- [WRITTEN REQUEST] Find the lines below that contain the string "pattern". Copy each one.

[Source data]
—————
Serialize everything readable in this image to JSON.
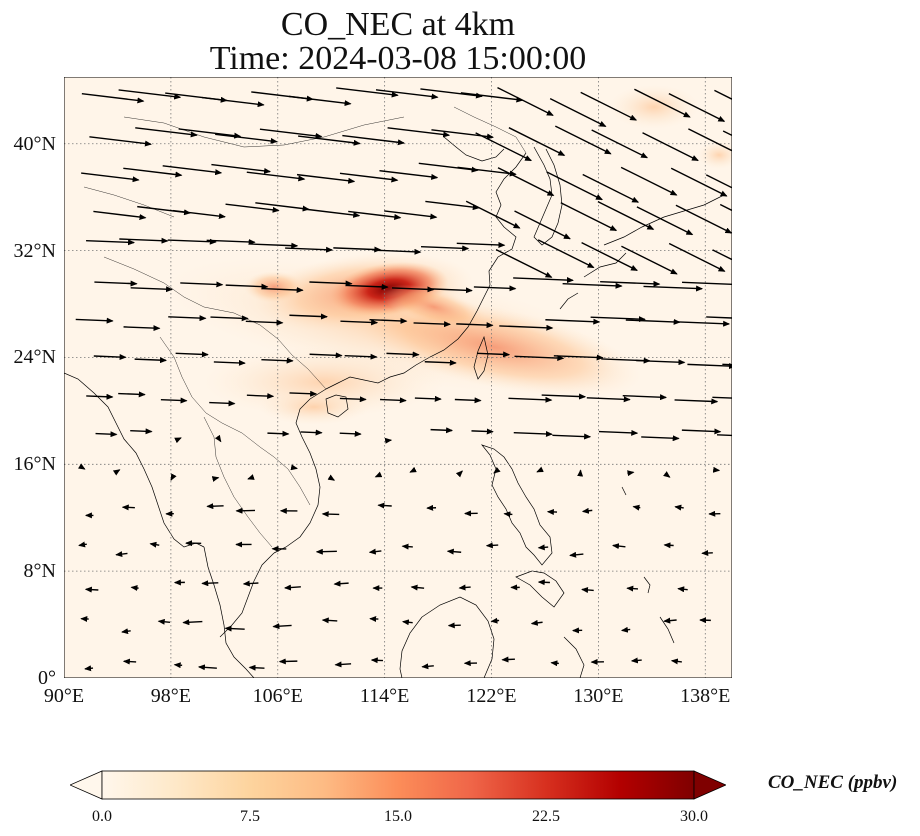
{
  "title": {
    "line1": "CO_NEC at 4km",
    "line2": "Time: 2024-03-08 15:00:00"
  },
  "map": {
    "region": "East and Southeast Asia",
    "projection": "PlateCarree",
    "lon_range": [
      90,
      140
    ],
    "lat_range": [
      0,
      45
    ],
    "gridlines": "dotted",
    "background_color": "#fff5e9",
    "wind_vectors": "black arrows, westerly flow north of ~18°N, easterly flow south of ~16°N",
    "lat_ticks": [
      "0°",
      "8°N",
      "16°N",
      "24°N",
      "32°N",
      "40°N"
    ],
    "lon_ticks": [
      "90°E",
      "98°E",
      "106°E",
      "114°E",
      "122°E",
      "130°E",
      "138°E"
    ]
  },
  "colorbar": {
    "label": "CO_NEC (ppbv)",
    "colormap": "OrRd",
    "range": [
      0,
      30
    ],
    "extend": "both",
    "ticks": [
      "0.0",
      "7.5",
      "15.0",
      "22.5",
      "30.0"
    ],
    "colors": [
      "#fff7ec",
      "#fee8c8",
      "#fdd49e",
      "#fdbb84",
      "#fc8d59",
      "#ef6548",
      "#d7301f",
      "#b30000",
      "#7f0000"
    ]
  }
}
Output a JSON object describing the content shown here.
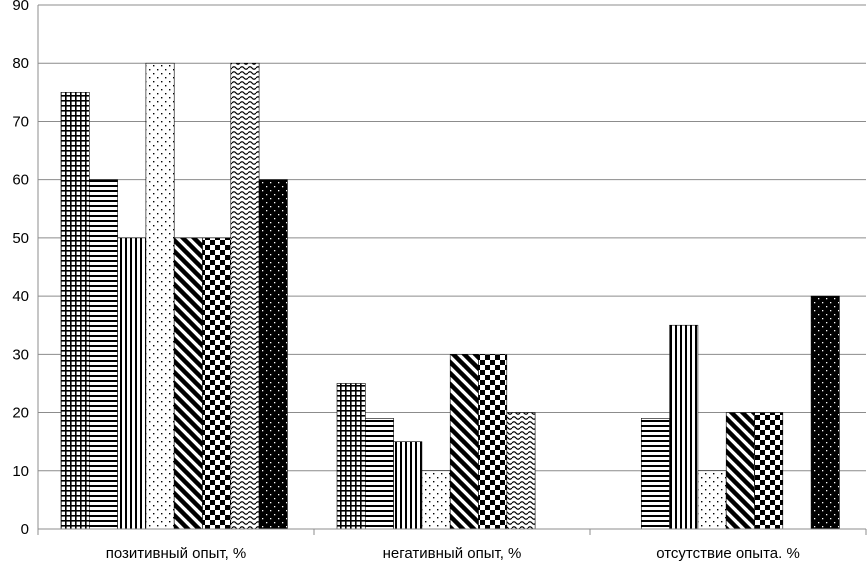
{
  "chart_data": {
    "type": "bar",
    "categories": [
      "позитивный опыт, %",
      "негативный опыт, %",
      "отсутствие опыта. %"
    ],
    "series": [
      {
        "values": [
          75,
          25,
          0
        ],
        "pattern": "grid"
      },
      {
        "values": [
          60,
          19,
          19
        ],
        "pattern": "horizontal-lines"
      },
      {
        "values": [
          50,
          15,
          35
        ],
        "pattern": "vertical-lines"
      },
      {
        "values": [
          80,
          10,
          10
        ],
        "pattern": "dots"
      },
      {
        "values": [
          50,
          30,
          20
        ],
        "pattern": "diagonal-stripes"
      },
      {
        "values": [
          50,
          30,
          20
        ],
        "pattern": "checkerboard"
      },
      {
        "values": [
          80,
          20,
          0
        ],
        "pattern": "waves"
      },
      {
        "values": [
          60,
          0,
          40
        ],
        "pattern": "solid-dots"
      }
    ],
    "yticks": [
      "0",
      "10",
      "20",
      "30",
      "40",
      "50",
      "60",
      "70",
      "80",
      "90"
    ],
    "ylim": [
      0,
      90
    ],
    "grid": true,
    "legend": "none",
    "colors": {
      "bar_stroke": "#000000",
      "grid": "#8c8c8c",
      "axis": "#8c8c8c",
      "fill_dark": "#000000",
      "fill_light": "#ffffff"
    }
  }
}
—————
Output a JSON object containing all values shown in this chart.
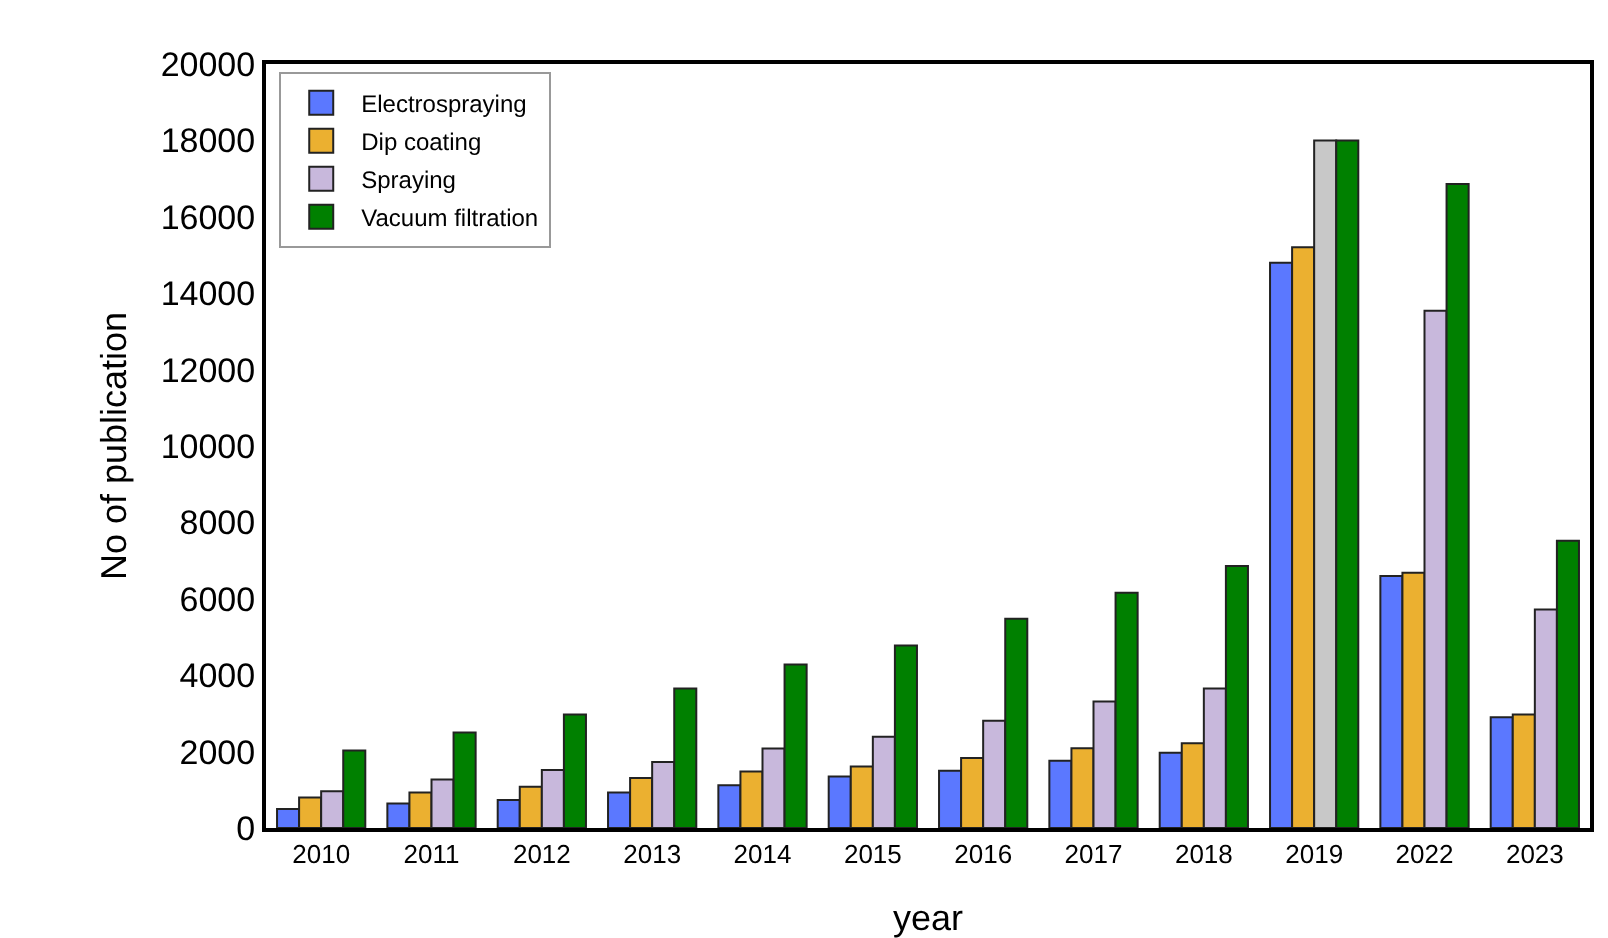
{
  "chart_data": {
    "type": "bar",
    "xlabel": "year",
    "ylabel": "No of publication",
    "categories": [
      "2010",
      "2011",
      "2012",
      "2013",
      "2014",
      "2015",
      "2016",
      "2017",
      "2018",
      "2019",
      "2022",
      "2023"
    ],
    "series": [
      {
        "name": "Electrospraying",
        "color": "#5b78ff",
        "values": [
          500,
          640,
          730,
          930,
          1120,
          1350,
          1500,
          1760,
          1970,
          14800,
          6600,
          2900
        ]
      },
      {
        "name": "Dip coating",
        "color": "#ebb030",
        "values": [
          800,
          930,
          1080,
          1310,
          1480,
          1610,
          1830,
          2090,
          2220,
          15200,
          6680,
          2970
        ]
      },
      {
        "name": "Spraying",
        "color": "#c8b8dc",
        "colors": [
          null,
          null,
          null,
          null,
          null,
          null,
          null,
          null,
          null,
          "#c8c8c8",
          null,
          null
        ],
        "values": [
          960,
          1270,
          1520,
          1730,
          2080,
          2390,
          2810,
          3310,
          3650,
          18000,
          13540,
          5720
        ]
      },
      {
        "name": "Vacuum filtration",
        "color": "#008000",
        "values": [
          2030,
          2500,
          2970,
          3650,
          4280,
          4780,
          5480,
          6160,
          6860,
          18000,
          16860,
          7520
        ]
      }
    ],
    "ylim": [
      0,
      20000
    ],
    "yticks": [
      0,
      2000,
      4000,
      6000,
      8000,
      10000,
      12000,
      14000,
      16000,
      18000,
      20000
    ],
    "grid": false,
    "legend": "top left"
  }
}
—————
- [ANSWER TO THE EXERCISE]
        "pattern": "grid"
        "pattern": "horizontal-lines"
        "pattern": "vertical-lines"
        "pattern": "dots"
        "pattern": "diagonal-stripes"
        "pattern": "checkerboard"
        "pattern": "waves"
        "pattern": "solid-dots"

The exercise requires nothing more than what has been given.